Data records:
## BEGIN

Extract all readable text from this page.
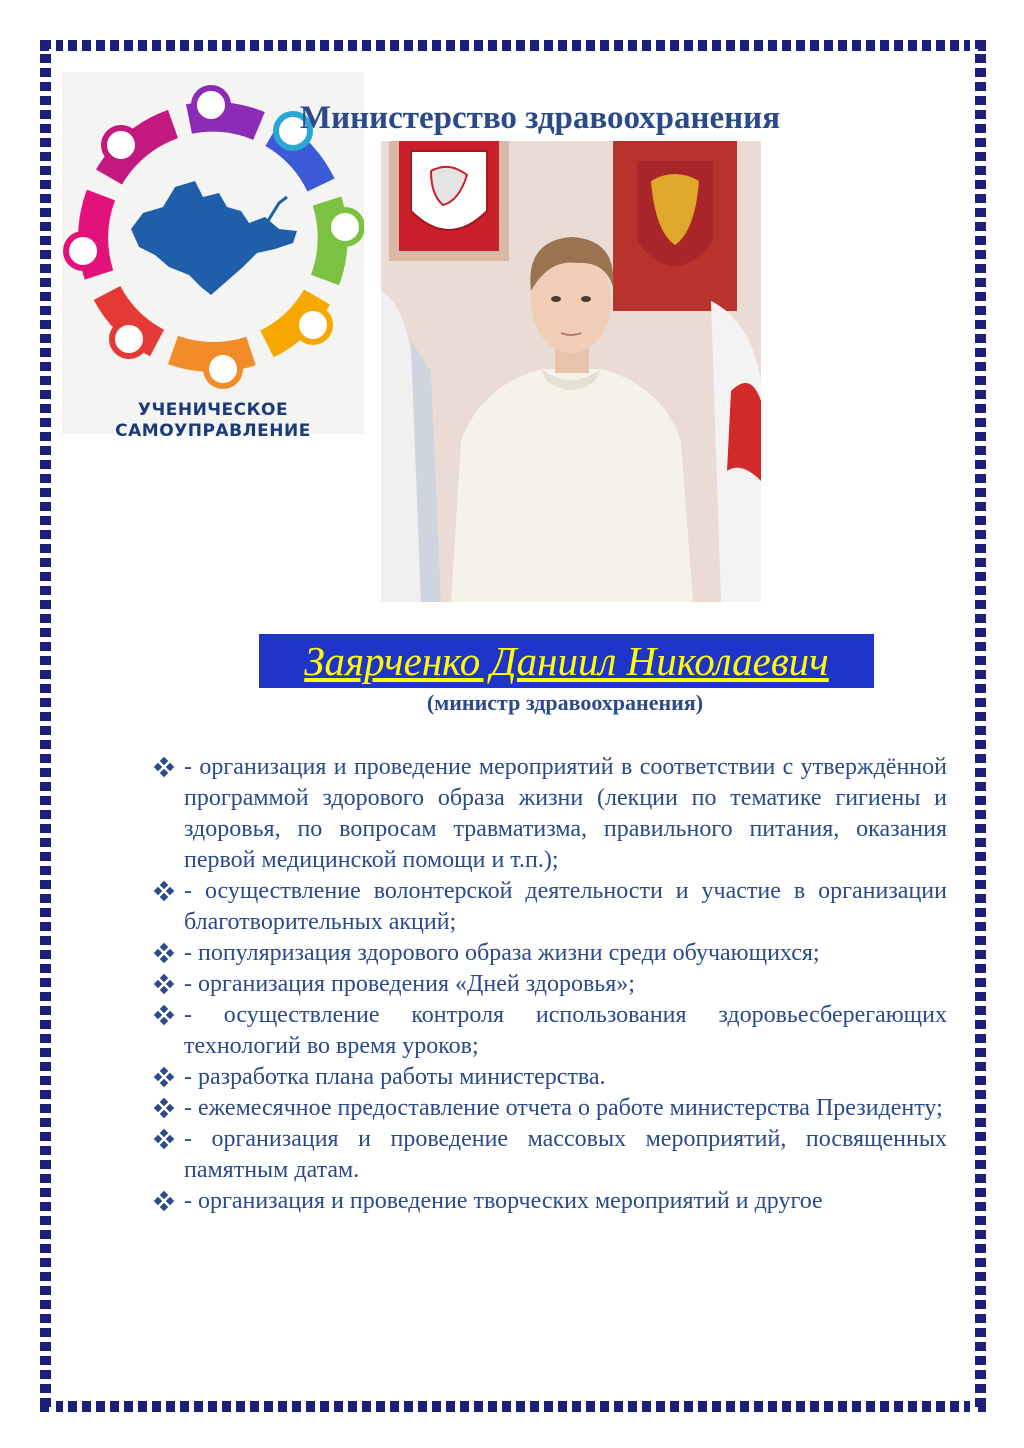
УЧЕНИЧЕСКОЕ
САМОУПРАВЛЕНИЕ
Министерство здравоохранения
Заярченко Даниил Николаевич
(министр здравоохранения)
- организация и проведение мероприятий в соответствии с утверждённой программой здорового образа жизни (лекции по тематике гигиены и здоровья, по вопросам травматизма, правильного питания, оказания первой медицинской помощи и т.п.);
- осуществление волонтерской деятельности и участие в организации благотворительных акций;
- популяризация здорового образа жизни среди обучающихся;
- организация проведения «Дней здоровья»;
- осуществление контроля использования здоровьесберегающих технологий во время уроков;
- разработка плана работы министерства.
- ежемесячное предоставление отчета о работе министерства Президенту;
- организация и проведение массовых мероприятий, посвященных памятным датам.
- организация и проведение творческих мероприятий и другое
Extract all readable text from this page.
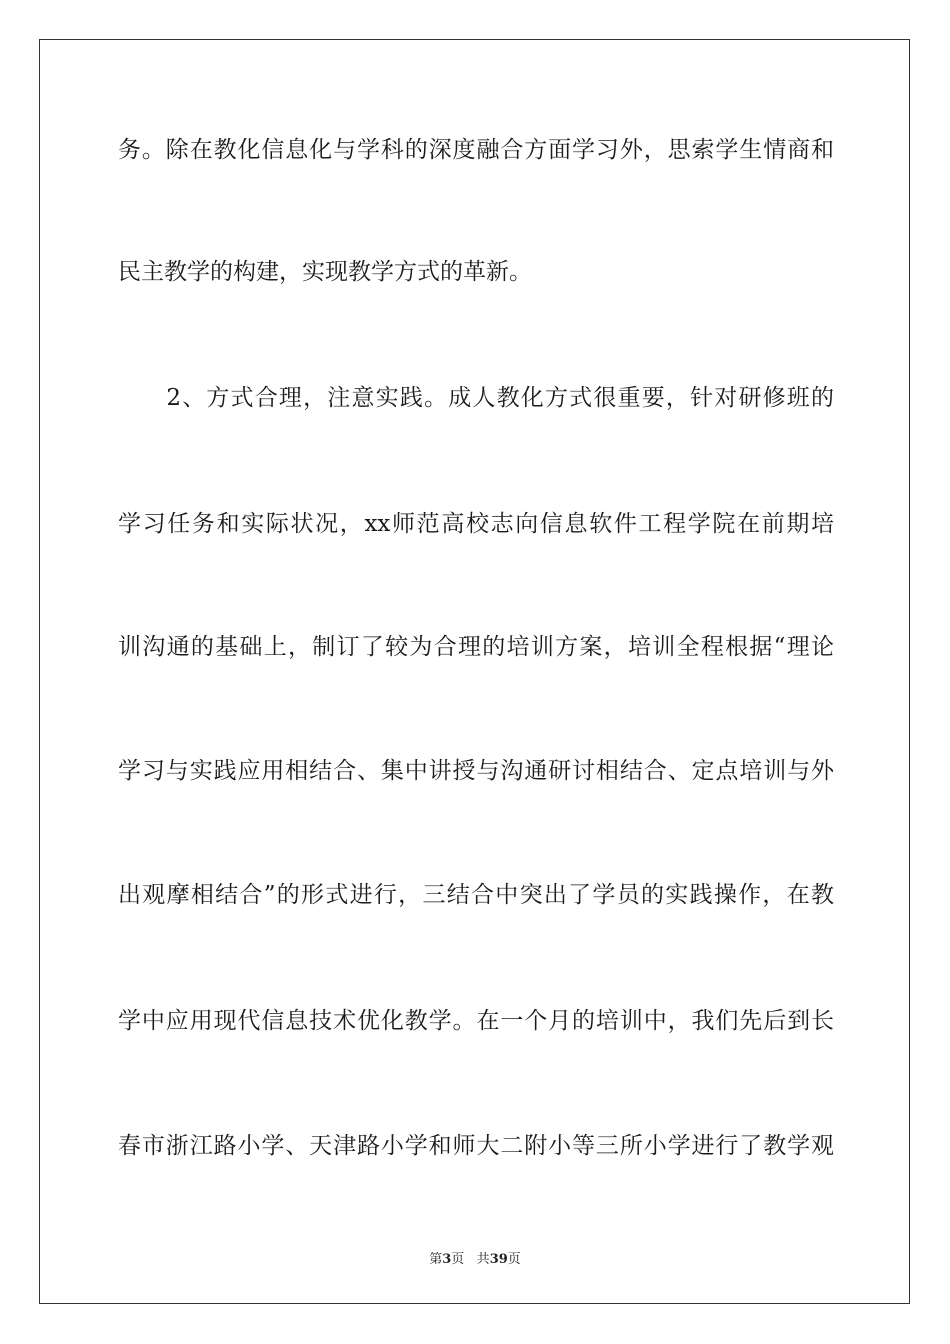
务。除在教化信息化与学科的深度融合方面学习外，思索学生情商和
民主教学的构建，实现教学方式的革新。
　　2、方式合理，注意实践。成人教化方式很重要，针对研修班的
学习任务和实际状况，xx师范高校志向信息软件工程学院在前期培
训沟通的基础上，制订了较为合理的培训方案，培训全程根据“理论
学习与实践应用相结合、集中讲授与沟通研讨相结合、定点培训与外
出观摩相结合”的形式进行，三结合中突出了学员的实践操作，在教
学中应用现代信息技术优化教学。在一个月的培训中，我们先后到长
春市浙江路小学、天津路小学和师大二附小等三所小学进行了教学观
第3页 共39页
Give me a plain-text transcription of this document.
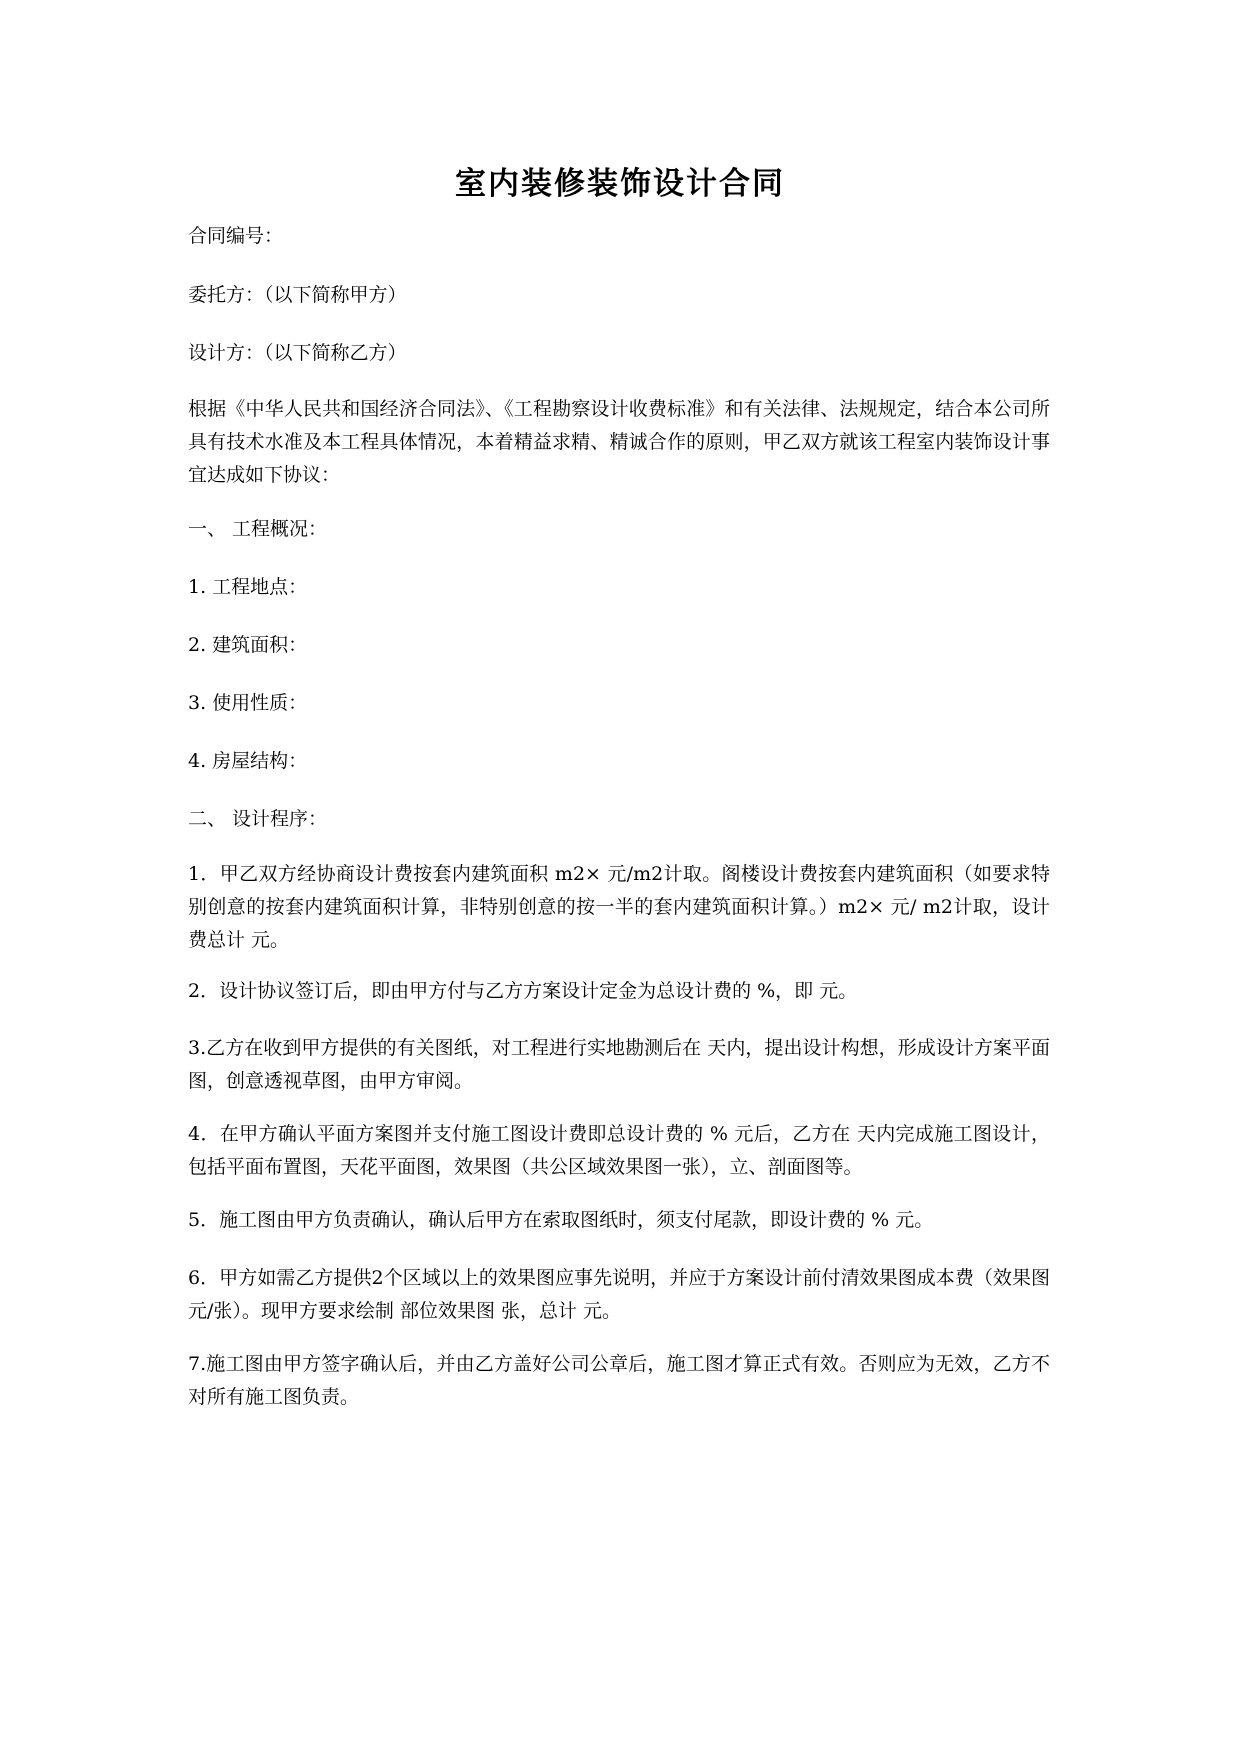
室内装修装饰设计合同
合同编号：
委托方：（以下简称甲方）
设计方：（以下简称乙方）
根据《中华人民共和国经济合同法》、《工程勘察设计收费标准》和有关法律、法规规定，结合本公司所具有技术水准及本工程具体情况，本着精益求精、精诚合作的原则，甲乙双方就该工程室内装饰设计事宜达成如下协议：
一、 工程概况：
1. 工程地点：
2. 建筑面积：
3. 使用性质：
4. 房屋结构：
二、 设计程序：
1．甲乙双方经协商设计费按套内建筑面积 m2× 元/m2计取。阁楼设计费按套内建筑面积（如要求特别创意的按套内建筑面积计算，非特别创意的按一半的套内建筑面积计算。）m2× 元/ m2计取，设计费总计 元。
2．设计协议签订后，即由甲方付与乙方方案设计定金为总设计费的 %，即 元。
3.乙方在收到甲方提供的有关图纸，对工程进行实地勘测后在 天内，提出设计构想，形成设计方案平面图，创意透视草图，由甲方审阅。
4．在甲方确认平面方案图并支付施工图设计费即总设计费的 % 元后，乙方在 天内完成施工图设计，包括平面布置图，天花平面图，效果图（共公区域效果图一张），立、剖面图等。
5．施工图由甲方负责确认，确认后甲方在索取图纸时，须支付尾款，即设计费的 % 元。
6．甲方如需乙方提供2个区域以上的效果图应事先说明，并应于方案设计前付清效果图成本费（效果图 元/张）。现甲方要求绘制 部位效果图 张，总计 元。
7.施工图由甲方签字确认后，并由乙方盖好公司公章后，施工图才算正式有效。否则应为无效，乙方不对所有施工图负责。
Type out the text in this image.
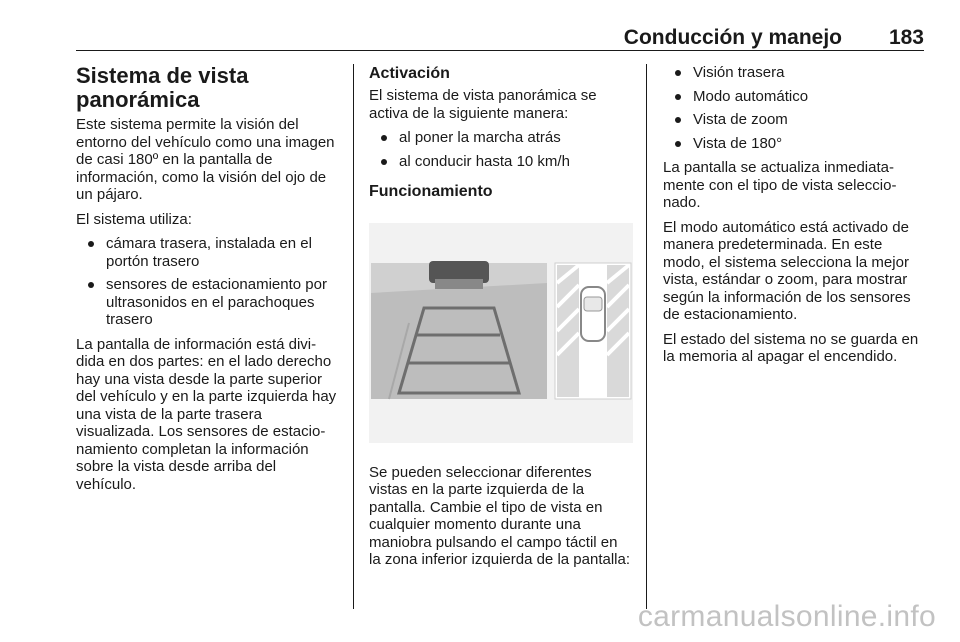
Conducción y manejo 183
Sistema de vista panorámica

Este sistema permite la visión del entorno del vehículo como una imagen de casi 180º en la pantalla de información, como la visión del ojo de un pájaro.

El sistema utiliza:

cámara trasera, instalada en el portón trasero
sensores de estacionamiento por ultrasonidos en el parachoques trasero

La pantalla de información está dividida en dos partes: en el lado derecho hay una vista desde la parte superior del vehículo y en la parte izquierda hay una vista de la parte trasera visualizada. Los sensores de estacionamiento completan la información sobre la vista desde arriba del vehículo.

Activación

El sistema de vista panorámica se activa de la siguiente manera:

al poner la marcha atrás
al conducir hasta 10 km/h
Funcionamiento

Se pueden seleccionar diferentes vistas en la parte izquierda de la pantalla. Cambie el tipo de vista en cualquier momento durante una maniobra pulsando el campo táctil en la zona inferior izquierda de la pantalla:

Visión trasera
Modo automático
Vista de zoom
Vista de 180°

La pantalla se actualiza inmediatamente con el tipo de vista seleccionado.

El modo automático está activado de manera predeterminada. En este modo, el sistema selecciona la mejor vista, estándar o zoom, para mostrar según la información de los sensores de estacionamiento.

El estado del sistema no se guarda en la memoria al apagar el encendido.

carmanualsonline.info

## END

§ EXERCISE REQUIREMENTS
Extract each line holding the word "здравоохранения" from the records.

§ EXPECTED ANSWER
Министерство здравоохранения
(министр здравоохранения)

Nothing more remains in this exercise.